*Work instructions*: Output the material below unchanged, apart from leaving out the pictures.
◇ ◇ ◇
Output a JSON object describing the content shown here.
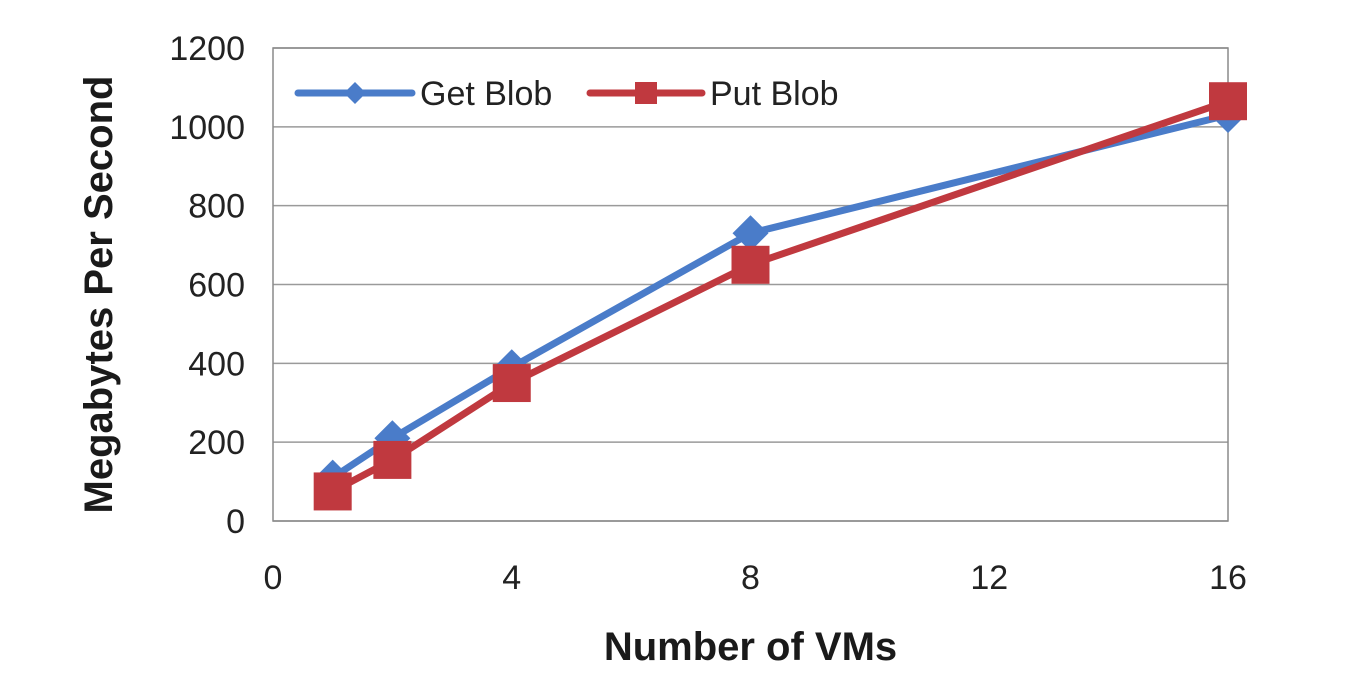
{
  "chart_data": {
    "type": "line",
    "title": "",
    "xlabel": "Number of VMs",
    "ylabel": "Megabytes Per Second",
    "xlim": [
      0,
      16
    ],
    "ylim": [
      0,
      1200
    ],
    "xticks": [
      0,
      4,
      8,
      12,
      16
    ],
    "yticks": [
      0,
      200,
      400,
      600,
      800,
      1000,
      1200
    ],
    "grid": "horizontal",
    "legend_position": "top-left",
    "series": [
      {
        "name": "Get Blob",
        "color": "#4a7cc9",
        "marker": "diamond",
        "x": [
          1,
          2,
          4,
          8,
          16
        ],
        "y": [
          110,
          210,
          390,
          730,
          1030
        ]
      },
      {
        "name": "Put Blob",
        "color": "#c0393f",
        "marker": "square",
        "x": [
          1,
          2,
          4,
          8,
          16
        ],
        "y": [
          75,
          155,
          350,
          650,
          1065
        ]
      }
    ]
  }
}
◇ ◇ ◇
*Solution to the exercise*:
Output a JSON object describing the content shown here.
{
  "chart_data": {
    "type": "line",
    "title": "",
    "xlabel": "Number of VMs",
    "ylabel": "Megabytes Per Second",
    "xlim": [
      0,
      16
    ],
    "ylim": [
      0,
      1200
    ],
    "xticks": [
      0,
      4,
      8,
      12,
      16
    ],
    "yticks": [
      0,
      200,
      400,
      600,
      800,
      1000,
      1200
    ],
    "grid": "horizontal",
    "legend_position": "top-left",
    "series": [
      {
        "name": "Get Blob",
        "color": "#4a7cc9",
        "marker": "diamond",
        "x": [
          1,
          2,
          4,
          8,
          16
        ],
        "y": [
          110,
          210,
          390,
          730,
          1030
        ]
      },
      {
        "name": "Put Blob",
        "color": "#c0393f",
        "marker": "square",
        "x": [
          1,
          2,
          4,
          8,
          16
        ],
        "y": [
          75,
          155,
          350,
          650,
          1065
        ]
      }
    ]
  }
}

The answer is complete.